## Exercise
Where does the string "semi" appear in the records? Copy every line that contains it.

= = =

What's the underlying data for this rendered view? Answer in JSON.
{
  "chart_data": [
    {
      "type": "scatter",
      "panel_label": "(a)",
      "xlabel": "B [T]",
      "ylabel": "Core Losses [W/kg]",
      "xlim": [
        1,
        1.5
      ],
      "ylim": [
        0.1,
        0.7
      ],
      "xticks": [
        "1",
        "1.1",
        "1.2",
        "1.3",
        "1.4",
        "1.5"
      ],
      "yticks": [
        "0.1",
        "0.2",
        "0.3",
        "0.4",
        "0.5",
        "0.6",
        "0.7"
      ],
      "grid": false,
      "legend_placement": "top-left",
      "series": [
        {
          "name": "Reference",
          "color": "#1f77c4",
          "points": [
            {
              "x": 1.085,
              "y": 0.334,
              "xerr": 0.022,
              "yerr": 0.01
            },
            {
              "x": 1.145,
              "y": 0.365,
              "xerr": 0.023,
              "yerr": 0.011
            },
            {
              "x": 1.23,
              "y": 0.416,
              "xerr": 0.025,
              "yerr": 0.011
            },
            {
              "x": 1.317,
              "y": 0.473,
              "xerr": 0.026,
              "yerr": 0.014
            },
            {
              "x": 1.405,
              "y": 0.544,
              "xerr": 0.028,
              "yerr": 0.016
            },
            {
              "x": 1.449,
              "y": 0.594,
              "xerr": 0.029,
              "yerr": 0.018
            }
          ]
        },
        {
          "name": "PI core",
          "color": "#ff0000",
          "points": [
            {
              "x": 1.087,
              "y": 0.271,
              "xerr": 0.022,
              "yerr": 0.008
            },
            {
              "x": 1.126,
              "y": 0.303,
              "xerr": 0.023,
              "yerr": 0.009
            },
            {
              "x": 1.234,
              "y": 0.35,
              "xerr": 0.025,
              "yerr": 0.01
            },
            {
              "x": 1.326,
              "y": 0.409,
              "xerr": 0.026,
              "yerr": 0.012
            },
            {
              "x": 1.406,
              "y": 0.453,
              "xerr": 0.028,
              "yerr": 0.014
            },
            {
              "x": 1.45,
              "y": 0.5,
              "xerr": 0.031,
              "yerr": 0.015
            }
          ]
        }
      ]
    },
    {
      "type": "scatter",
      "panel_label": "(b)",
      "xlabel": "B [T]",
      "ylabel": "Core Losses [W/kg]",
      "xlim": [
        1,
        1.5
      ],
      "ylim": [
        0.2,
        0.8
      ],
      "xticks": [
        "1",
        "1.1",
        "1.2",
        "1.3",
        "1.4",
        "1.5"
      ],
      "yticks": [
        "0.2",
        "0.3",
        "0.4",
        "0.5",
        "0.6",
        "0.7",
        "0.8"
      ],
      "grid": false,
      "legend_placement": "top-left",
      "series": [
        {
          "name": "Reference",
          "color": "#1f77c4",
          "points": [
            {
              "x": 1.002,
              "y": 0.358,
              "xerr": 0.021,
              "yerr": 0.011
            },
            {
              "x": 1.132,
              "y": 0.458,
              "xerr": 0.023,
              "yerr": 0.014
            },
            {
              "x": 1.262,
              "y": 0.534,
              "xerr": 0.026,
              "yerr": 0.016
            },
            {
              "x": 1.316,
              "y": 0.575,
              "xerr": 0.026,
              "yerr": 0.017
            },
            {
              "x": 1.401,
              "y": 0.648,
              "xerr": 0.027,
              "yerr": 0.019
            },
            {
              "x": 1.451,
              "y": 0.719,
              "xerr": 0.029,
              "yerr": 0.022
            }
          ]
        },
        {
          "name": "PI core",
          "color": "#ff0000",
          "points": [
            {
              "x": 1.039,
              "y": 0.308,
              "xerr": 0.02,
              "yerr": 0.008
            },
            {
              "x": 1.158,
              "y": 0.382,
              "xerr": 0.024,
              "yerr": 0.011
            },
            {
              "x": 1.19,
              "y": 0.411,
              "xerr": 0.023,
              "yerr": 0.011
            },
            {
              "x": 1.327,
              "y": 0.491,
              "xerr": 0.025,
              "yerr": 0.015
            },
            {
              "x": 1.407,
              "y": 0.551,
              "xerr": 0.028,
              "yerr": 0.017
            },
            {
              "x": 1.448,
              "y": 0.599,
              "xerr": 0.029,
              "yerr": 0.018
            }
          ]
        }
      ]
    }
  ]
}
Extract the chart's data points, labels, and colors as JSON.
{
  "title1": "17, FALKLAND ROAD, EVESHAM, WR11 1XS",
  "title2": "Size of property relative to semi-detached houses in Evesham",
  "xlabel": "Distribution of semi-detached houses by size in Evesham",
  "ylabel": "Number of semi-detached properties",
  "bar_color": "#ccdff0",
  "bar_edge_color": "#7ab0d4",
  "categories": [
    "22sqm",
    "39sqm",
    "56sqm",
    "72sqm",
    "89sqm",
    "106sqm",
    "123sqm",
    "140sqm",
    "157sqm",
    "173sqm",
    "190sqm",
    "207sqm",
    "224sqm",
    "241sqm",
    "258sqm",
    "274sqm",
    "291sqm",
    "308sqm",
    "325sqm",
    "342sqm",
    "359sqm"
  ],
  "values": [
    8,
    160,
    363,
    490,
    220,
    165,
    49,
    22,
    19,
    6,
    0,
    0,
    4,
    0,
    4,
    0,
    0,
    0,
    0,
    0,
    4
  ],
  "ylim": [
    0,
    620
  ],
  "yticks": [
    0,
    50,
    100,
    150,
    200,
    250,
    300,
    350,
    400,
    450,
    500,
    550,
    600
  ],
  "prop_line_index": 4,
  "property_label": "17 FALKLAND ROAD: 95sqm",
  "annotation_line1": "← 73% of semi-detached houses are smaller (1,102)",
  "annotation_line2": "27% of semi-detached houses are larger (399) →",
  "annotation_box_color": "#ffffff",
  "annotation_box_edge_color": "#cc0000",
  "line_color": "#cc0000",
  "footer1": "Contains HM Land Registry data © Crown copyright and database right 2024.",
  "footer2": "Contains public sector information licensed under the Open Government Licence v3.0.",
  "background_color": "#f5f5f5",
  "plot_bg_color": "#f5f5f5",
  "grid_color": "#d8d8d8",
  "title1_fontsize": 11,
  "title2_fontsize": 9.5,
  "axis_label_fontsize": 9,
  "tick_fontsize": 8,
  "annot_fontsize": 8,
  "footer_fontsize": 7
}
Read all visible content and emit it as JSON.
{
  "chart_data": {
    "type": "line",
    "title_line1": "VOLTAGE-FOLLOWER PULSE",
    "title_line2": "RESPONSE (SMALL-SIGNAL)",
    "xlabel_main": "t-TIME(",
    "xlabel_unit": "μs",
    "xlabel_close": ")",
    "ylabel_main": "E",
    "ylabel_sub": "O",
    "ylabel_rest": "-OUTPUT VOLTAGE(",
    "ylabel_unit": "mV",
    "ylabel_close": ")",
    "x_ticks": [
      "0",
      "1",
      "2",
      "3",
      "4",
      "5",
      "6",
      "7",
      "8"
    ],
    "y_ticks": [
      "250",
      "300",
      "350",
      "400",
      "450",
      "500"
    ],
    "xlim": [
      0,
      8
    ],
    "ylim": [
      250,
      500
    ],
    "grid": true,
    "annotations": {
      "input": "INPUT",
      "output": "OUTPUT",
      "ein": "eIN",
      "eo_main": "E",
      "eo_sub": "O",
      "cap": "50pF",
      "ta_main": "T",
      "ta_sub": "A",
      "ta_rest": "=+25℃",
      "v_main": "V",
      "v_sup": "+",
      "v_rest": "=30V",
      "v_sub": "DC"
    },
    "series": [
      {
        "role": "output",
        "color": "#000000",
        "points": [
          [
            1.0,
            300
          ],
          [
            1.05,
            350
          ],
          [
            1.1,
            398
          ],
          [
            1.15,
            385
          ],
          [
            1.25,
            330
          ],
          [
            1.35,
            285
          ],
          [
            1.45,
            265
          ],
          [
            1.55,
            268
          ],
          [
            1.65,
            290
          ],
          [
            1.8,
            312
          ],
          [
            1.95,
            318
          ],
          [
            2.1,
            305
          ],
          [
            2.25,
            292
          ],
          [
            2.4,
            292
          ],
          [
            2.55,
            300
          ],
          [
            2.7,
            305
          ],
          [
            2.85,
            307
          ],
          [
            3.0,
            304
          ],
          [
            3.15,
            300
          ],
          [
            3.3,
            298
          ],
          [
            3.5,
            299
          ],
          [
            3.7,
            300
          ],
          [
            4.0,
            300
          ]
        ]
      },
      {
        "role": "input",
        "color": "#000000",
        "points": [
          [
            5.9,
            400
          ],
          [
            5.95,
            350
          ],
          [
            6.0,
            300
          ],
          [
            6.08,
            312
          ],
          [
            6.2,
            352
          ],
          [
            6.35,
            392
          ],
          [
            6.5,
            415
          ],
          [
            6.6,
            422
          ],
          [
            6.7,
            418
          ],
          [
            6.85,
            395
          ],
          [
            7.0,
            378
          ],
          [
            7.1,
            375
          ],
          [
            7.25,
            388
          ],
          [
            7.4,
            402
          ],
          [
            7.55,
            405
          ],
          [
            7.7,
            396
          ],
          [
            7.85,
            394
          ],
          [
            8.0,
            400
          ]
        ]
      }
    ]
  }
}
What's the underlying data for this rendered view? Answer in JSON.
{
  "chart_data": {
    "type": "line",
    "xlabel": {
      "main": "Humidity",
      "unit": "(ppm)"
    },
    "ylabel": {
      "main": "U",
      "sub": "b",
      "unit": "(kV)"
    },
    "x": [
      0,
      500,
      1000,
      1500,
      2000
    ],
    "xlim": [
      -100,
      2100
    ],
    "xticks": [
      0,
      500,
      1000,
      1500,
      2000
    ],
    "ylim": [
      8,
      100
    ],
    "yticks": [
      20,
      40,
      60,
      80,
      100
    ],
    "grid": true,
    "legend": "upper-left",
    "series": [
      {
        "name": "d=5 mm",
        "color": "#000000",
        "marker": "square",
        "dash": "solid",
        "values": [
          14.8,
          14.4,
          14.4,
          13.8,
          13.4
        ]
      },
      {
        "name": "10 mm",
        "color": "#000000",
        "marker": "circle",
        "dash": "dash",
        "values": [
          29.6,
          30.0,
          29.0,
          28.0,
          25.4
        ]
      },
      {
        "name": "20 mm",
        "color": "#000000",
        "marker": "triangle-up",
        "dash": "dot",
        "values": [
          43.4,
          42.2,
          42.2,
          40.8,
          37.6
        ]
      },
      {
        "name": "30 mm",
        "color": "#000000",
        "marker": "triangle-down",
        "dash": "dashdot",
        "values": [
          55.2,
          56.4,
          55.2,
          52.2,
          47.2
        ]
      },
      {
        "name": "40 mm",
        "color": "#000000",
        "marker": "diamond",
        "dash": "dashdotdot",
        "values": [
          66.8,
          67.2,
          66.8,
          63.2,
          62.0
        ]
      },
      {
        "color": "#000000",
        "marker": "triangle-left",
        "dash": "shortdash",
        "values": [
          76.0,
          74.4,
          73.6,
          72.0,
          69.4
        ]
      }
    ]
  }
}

= = =

## Output of the task
  "title2": "Size of property relative to semi-detached houses in Evesham",
  "xlabel": "Distribution of semi-detached houses by size in Evesham",
  "ylabel": "Number of semi-detached properties",
  "annotation_line1": "← 73% of semi-detached houses are smaller (1,102)",
  "annotation_line2": "27% of semi-detached houses are larger (399) →",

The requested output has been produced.